Pull out every line from the listing that has the word "this".

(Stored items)
══════════════════════════════

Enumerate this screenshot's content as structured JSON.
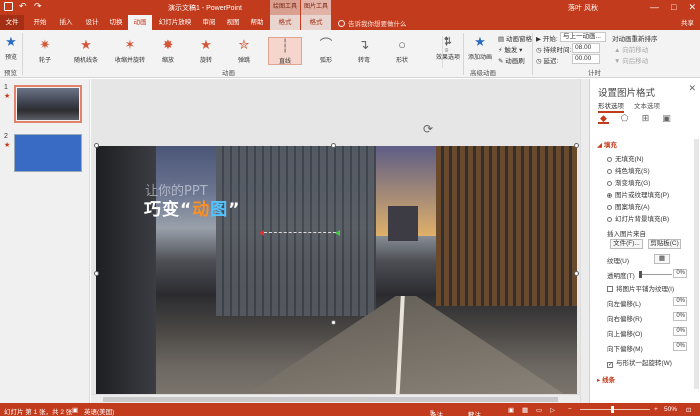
{
  "window": {
    "title": "演示文稿1 - PowerPoint",
    "context_tab_drawing": "绘图工具",
    "context_tab_picture": "图片工具",
    "user": "落叶 风秋",
    "controls": [
      "—",
      "□",
      "✕"
    ]
  },
  "ribbon_tabs": [
    "文件",
    "开始",
    "插入",
    "设计",
    "切换",
    "动画",
    "幻灯片放映",
    "审阅",
    "视图",
    "帮助",
    "格式",
    "格式"
  ],
  "active_tab": "动画",
  "tellme_placeholder": "告诉我你想要做什么",
  "share_label": "共享",
  "ribbon": {
    "preview": "预览",
    "preview_group": "预览",
    "animation_items": [
      "轮子",
      "随机线条",
      "收缩并旋转",
      "缩放",
      "旋转",
      "弹跳",
      "直线",
      "弧形",
      "转弯",
      "形状"
    ],
    "selected_animation": "直线",
    "effect_options": "效果选项",
    "animation_group": "动画",
    "add_animation": "添加动画",
    "animation_pane": "动画窗格",
    "trigger": "触发",
    "animation_painter": "动画刷",
    "advanced_group": "高级动画",
    "start_label": "开始:",
    "start_value": "与上一动画...",
    "duration_label": "持续时间:",
    "duration_value": "08.00",
    "delay_label": "延迟:",
    "delay_value": "00.00",
    "reorder_label": "对动画重新排序",
    "move_earlier": "向前移动",
    "move_later": "向后移动",
    "timing_group": "计时"
  },
  "thumbnails": [
    {
      "number": "1",
      "marker": "★"
    },
    {
      "number": "2",
      "marker": "★"
    }
  ],
  "slide": {
    "subtitle": "让你的PPT",
    "title_prefix": "巧变“",
    "title_highlight_1": "动",
    "title_highlight_2": "图",
    "title_suffix": "”"
  },
  "format_pane": {
    "title": "设置图片格式",
    "tab_shape": "形状选项",
    "tab_text": "文本选项",
    "fill_section": "填充",
    "fill_options": [
      "无填充(N)",
      "纯色填充(S)",
      "渐变填充(G)",
      "图片或纹理填充(P)",
      "图案填充(A)",
      "幻灯片背景填充(B)"
    ],
    "fill_selected": "图片或纹理填充(P)",
    "insert_from": "插入图片来自",
    "file_button": "文件(F)...",
    "clipboard_button": "剪贴板(C)",
    "texture_label": "纹理(U)",
    "transparency_label": "透明度(T)",
    "transparency_value": "0%",
    "tile_label": "将图片平铺为纹理(I)",
    "offset_left": "向左偏移(L)",
    "offset_right": "向右偏移(R)",
    "offset_up": "向上偏移(O)",
    "offset_down": "向下偏移(M)",
    "offset_value": "0%",
    "rotate_with_shape": "与形状一起旋转(W)",
    "line_section": "线条"
  },
  "status": {
    "slide_info": "幻灯片 第 1 张，共 2 张",
    "language": "英语(美国)",
    "notes": "备注",
    "comments": "批注",
    "zoom": "50%"
  }
}
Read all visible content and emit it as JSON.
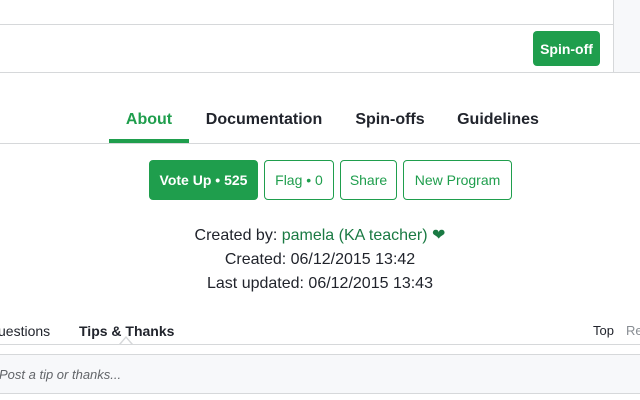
{
  "toolbar": {
    "spinoff_label": "Spin-off"
  },
  "tabs": [
    {
      "label": "About",
      "active": true
    },
    {
      "label": "Documentation",
      "active": false
    },
    {
      "label": "Spin-offs",
      "active": false
    },
    {
      "label": "Guidelines",
      "active": false
    }
  ],
  "actions": {
    "vote_up": "Vote Up • 525",
    "flag": "Flag • 0",
    "share": "Share",
    "new_program": "New Program"
  },
  "meta": {
    "created_by_label": "Created by:",
    "author": "pamela (KA teacher)",
    "heart_icon": "❤",
    "created_line": "Created: 06/12/2015 13:42",
    "updated_line": "Last updated: 06/12/2015 13:43"
  },
  "discussion": {
    "questions_label": "uestions",
    "tips_label": "Tips & Thanks",
    "sort_top": "Top",
    "sort_recent": "Re",
    "tip_placeholder": "Post a tip or thanks..."
  },
  "colors": {
    "accent": "#1f9e4d",
    "author": "#1a7a43",
    "border": "#d6d8da"
  }
}
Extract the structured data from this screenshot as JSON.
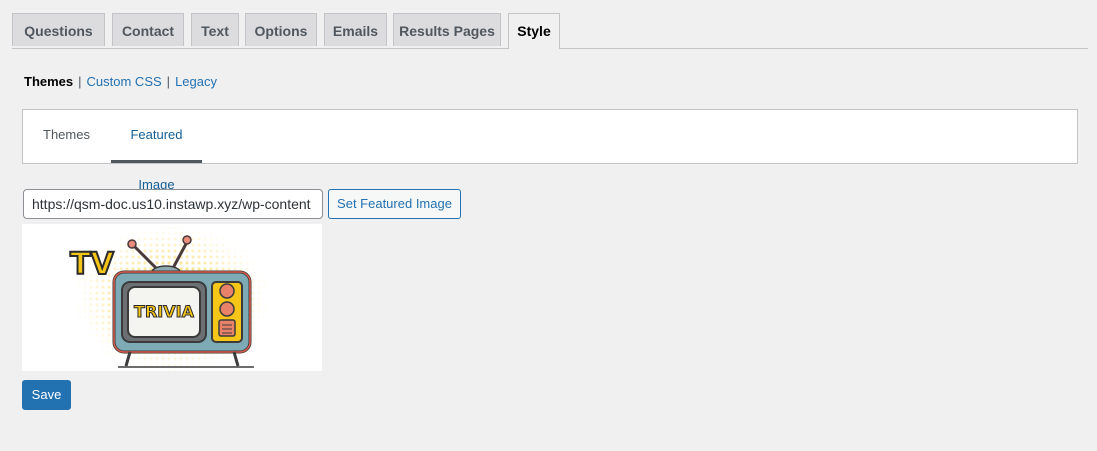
{
  "tabs": [
    {
      "label": "Questions"
    },
    {
      "label": "Contact"
    },
    {
      "label": "Text"
    },
    {
      "label": "Options"
    },
    {
      "label": "Emails"
    },
    {
      "label": "Results Pages"
    },
    {
      "label": "Style",
      "active": true
    }
  ],
  "sublinks": {
    "current": "Themes",
    "separator": "|",
    "custom_css": "Custom CSS",
    "legacy": "Legacy"
  },
  "inner_tabs": {
    "themes": "Themes",
    "featured_image": "Featured Image",
    "active": "Featured Image"
  },
  "featured": {
    "url_value": "https://qsm-doc.us10.instawp.xyz/wp-content",
    "set_button": "Set Featured Image",
    "image_text_top": "TV",
    "image_text_screen": "TRIVIA"
  },
  "save_label": "Save",
  "colors": {
    "accent": "#2271b1",
    "tv_yellow": "#f5c518",
    "tv_teal": "#7eaab5"
  }
}
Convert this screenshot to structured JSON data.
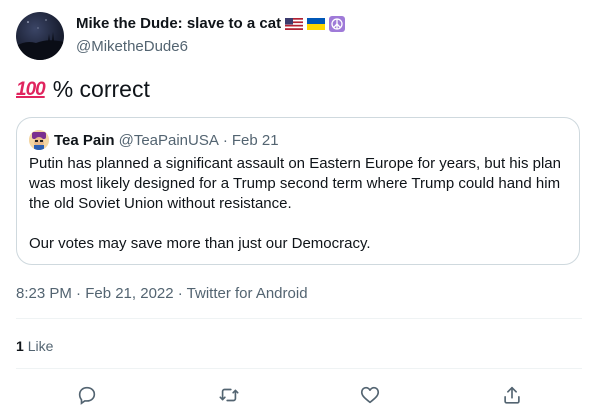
{
  "author": {
    "display_name": "Mike the Dude: slave to a cat",
    "handle": "@MiketheDude6"
  },
  "tweet": {
    "emoji_label": "100",
    "text": "% correct"
  },
  "quoted": {
    "name": "Tea Pain",
    "handle": "@TeaPainUSA",
    "separator": "·",
    "date": "Feb 21",
    "paragraph1": "Putin has planned a significant assault on Eastern Europe for years, but his plan was most likely designed for a Trump second term where Trump could hand him the old Soviet Union without resistance.",
    "paragraph2": "Our votes may save more than just our Democracy."
  },
  "meta": {
    "timestamp": "8:23 PM · Feb 21, 2022 · Twitter for Android"
  },
  "stats": {
    "likes_count": "1",
    "likes_label": "Like"
  },
  "actions": {
    "reply_icon": "reply-icon",
    "retweet_icon": "retweet-icon",
    "like_icon": "heart-icon",
    "share_icon": "share-icon"
  },
  "colors": {
    "text_primary": "#0f1419",
    "text_secondary": "#536471",
    "border": "#cfd9de",
    "emoji_red": "#e0245e"
  }
}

══════════════════════════════

=== Completed task ===
Enumerate this screenshot's content as structured JSON.
Extract the structured data from this screenshot as JSON.
Convert this screenshot to structured JSON data.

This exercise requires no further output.